Gather all lines in the entries that include the word "name".
>> BEGIN GIVEN DATA
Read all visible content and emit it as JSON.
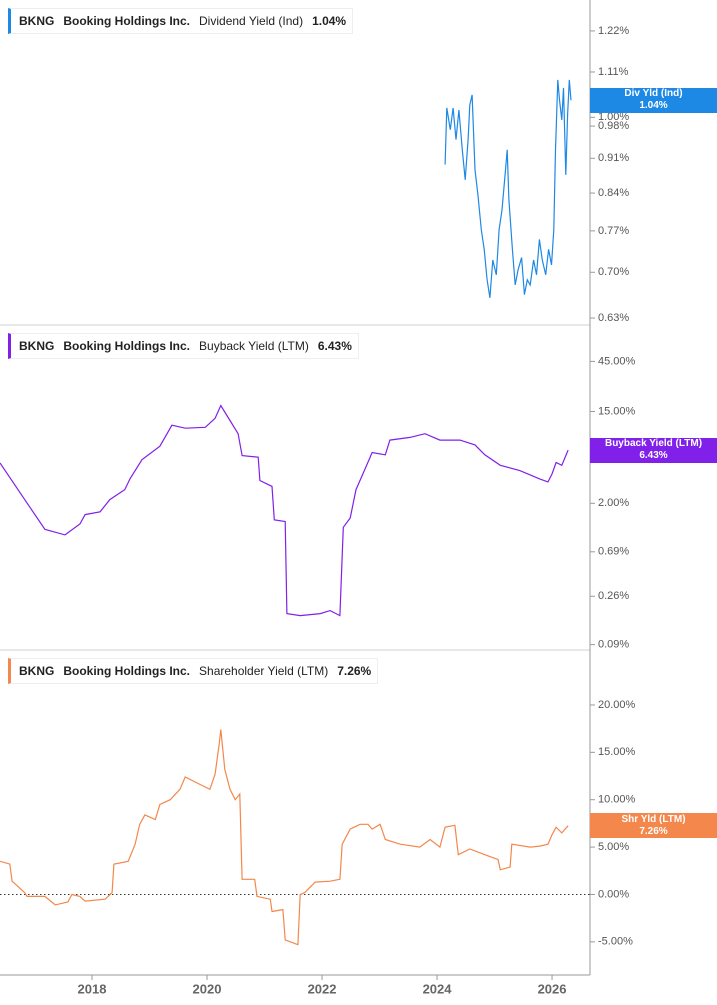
{
  "chart_data": [
    {
      "type": "line",
      "log": true,
      "ticker": "BKNG",
      "company": "Booking Holdings Inc.",
      "current_value_label": "1.04%",
      "badge_label": "Div Yld (Ind)",
      "xlim": [
        2016.4,
        2026.66
      ],
      "ylim": [
        0.62,
        1.31
      ],
      "yticks": [
        {
          "value": 1.22,
          "label": "1.22%"
        },
        {
          "value": 1.11,
          "label": "1.11%"
        },
        {
          "value": 1.0,
          "label": "1.00%"
        },
        {
          "value": 0.98,
          "label": "0.98%"
        },
        {
          "value": 0.91,
          "label": "0.91%"
        },
        {
          "value": 0.84,
          "label": "0.84%"
        },
        {
          "value": 0.77,
          "label": "0.77%"
        },
        {
          "value": 0.7,
          "label": "0.70%"
        },
        {
          "value": 0.63,
          "label": "0.63%"
        }
      ],
      "x": [
        2024.14,
        2024.17,
        2024.23,
        2024.28,
        2024.33,
        2024.38,
        2024.44,
        2024.49,
        2024.54,
        2024.57,
        2024.61,
        2024.66,
        2024.71,
        2024.77,
        2024.82,
        2024.87,
        2024.92,
        2024.97,
        2025.03,
        2025.08,
        2025.13,
        2025.19,
        2025.22,
        2025.25,
        2025.31,
        2025.36,
        2025.41,
        2025.47,
        2025.52,
        2025.57,
        2025.62,
        2025.68,
        2025.73,
        2025.78,
        2025.83,
        2025.89,
        2025.94,
        2025.99,
        2026.03,
        2026.06,
        2026.1,
        2026.13,
        2026.17,
        2026.2,
        2026.24,
        2026.27,
        2026.3,
        2026.33
      ],
      "series": [
        {
          "name": "Dividend Yield (Ind)",
          "color": "#1e88e5",
          "values": [
            0.897,
            1.022,
            0.972,
            1.022,
            0.95,
            1.017,
            0.928,
            0.866,
            0.95,
            1.029,
            1.053,
            0.886,
            0.837,
            0.772,
            0.738,
            0.688,
            0.66,
            0.72,
            0.696,
            0.772,
            0.808,
            0.886,
            0.928,
            0.827,
            0.738,
            0.68,
            0.704,
            0.724,
            0.665,
            0.688,
            0.68,
            0.72,
            0.696,
            0.755,
            0.72,
            0.696,
            0.738,
            0.712,
            0.772,
            0.928,
            1.09,
            1.041,
            0.994,
            1.07,
            0.876,
            1.006,
            1.09,
            1.04
          ]
        }
      ]
    },
    {
      "type": "line",
      "log": true,
      "ticker": "BKNG",
      "company": "Booking Holdings Inc.",
      "current_value_label": "6.43%",
      "badge_label": "Buyback Yield (LTM)",
      "xlim": [
        2016.4,
        2026.66
      ],
      "ylim": [
        0.08,
        100
      ],
      "yticks": [
        {
          "value": 45,
          "label": "45.00%"
        },
        {
          "value": 15,
          "label": "15.00%"
        },
        {
          "value": 2,
          "label": "2.00%"
        },
        {
          "value": 0.69,
          "label": "0.69%"
        },
        {
          "value": 0.26,
          "label": "0.26%"
        },
        {
          "value": 0.09,
          "label": "0.09%"
        }
      ],
      "x": [
        2016.4,
        2016.83,
        2017.18,
        2017.53,
        2017.79,
        2017.88,
        2018.14,
        2018.31,
        2018.57,
        2018.66,
        2018.87,
        2019.18,
        2019.39,
        2019.62,
        2019.97,
        2020.14,
        2020.24,
        2020.4,
        2020.54,
        2020.61,
        2020.89,
        2020.92,
        2021.13,
        2021.17,
        2021.36,
        2021.39,
        2021.62,
        2021.97,
        2022.14,
        2022.31,
        2022.37,
        2022.49,
        2022.59,
        2022.66,
        2022.83,
        2022.87,
        2023.1,
        2023.18,
        2023.53,
        2023.79,
        2024.05,
        2024.4,
        2024.66,
        2024.83,
        2025.1,
        2025.44,
        2025.79,
        2025.93,
        2026.0,
        2026.07,
        2026.17,
        2026.28
      ],
      "series": [
        {
          "name": "Buyback Yield (LTM)",
          "color": "#8020e8",
          "values": [
            4.85,
            2.17,
            1.13,
            1.0,
            1.27,
            1.56,
            1.66,
            2.17,
            2.7,
            3.42,
            5.2,
            7.0,
            11.1,
            10.4,
            10.6,
            12.9,
            17.1,
            12.3,
            9.2,
            5.7,
            5.5,
            3.3,
            2.9,
            1.39,
            1.34,
            0.178,
            0.17,
            0.178,
            0.19,
            0.17,
            1.18,
            1.45,
            2.7,
            3.3,
            5.4,
            6.1,
            5.8,
            8.0,
            8.5,
            9.2,
            8.0,
            8.0,
            7.2,
            5.8,
            4.6,
            4.1,
            3.4,
            3.2,
            3.8,
            4.9,
            4.6,
            6.43
          ]
        }
      ]
    },
    {
      "type": "line",
      "log": false,
      "ticker": "BKNG",
      "company": "Booking Holdings Inc.",
      "current_value_label": "7.26%",
      "badge_label": "Shr Yld (LTM)",
      "xlim": [
        2016.4,
        2026.66
      ],
      "ylim": [
        -8.5,
        25.8
      ],
      "hline": 0,
      "xticks": [
        2018,
        2020,
        2022,
        2024,
        2026
      ],
      "yticks": [
        {
          "value": 20,
          "label": "20.00%"
        },
        {
          "value": 15,
          "label": "15.00%"
        },
        {
          "value": 10,
          "label": "10.00%"
        },
        {
          "value": 5,
          "label": "5.00%"
        },
        {
          "value": 0,
          "label": "0.00%"
        },
        {
          "value": -5,
          "label": "-5.00%"
        }
      ],
      "x": [
        2016.4,
        2016.57,
        2016.61,
        2016.83,
        2016.87,
        2017.18,
        2017.36,
        2017.58,
        2017.65,
        2017.79,
        2017.88,
        2018.23,
        2018.35,
        2018.38,
        2018.63,
        2018.75,
        2018.83,
        2018.92,
        2019.1,
        2019.18,
        2019.36,
        2019.53,
        2019.62,
        2019.88,
        2020.05,
        2020.14,
        2020.21,
        2020.24,
        2020.31,
        2020.4,
        2020.49,
        2020.57,
        2020.61,
        2020.83,
        2020.87,
        2021.1,
        2021.13,
        2021.32,
        2021.36,
        2021.58,
        2021.62,
        2021.7,
        2021.88,
        2022.14,
        2022.31,
        2022.35,
        2022.49,
        2022.66,
        2022.8,
        2022.87,
        2023.01,
        2023.1,
        2023.36,
        2023.7,
        2023.88,
        2024.05,
        2024.14,
        2024.31,
        2024.37,
        2024.57,
        2024.92,
        2025.06,
        2025.1,
        2025.27,
        2025.3,
        2025.62,
        2025.79,
        2025.93,
        2026.0,
        2026.07,
        2026.17,
        2026.28
      ],
      "series": [
        {
          "name": "Shareholder Yield (LTM)",
          "color": "#f4874b",
          "values": [
            3.5,
            3.2,
            1.4,
            0.2,
            -0.2,
            -0.2,
            -1.1,
            -0.8,
            0,
            -0.2,
            -0.7,
            -0.5,
            0.2,
            3.2,
            3.5,
            5.3,
            7.4,
            8.4,
            7.9,
            9.5,
            10.0,
            11.1,
            12.4,
            11.6,
            11.1,
            12.7,
            15.8,
            17.4,
            13.2,
            11.1,
            10.0,
            10.6,
            1.6,
            1.6,
            -0.2,
            -0.5,
            -1.8,
            -1.6,
            -4.8,
            -5.3,
            0,
            0.2,
            1.3,
            1.4,
            1.6,
            5.3,
            6.9,
            7.4,
            7.4,
            6.9,
            7.4,
            5.8,
            5.3,
            5.0,
            5.8,
            5.0,
            7.1,
            7.3,
            4.2,
            4.8,
            4.0,
            3.7,
            2.6,
            2.9,
            5.3,
            5.0,
            5.1,
            5.3,
            6.3,
            7.1,
            6.5,
            7.26
          ]
        }
      ]
    }
  ]
}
>> END GIVEN DATA
THE COMPLETED TASK
          "name": "Dividend Yield (Ind)",
          "name": "Buyback Yield (LTM)",
          "name": "Shareholder Yield (LTM)",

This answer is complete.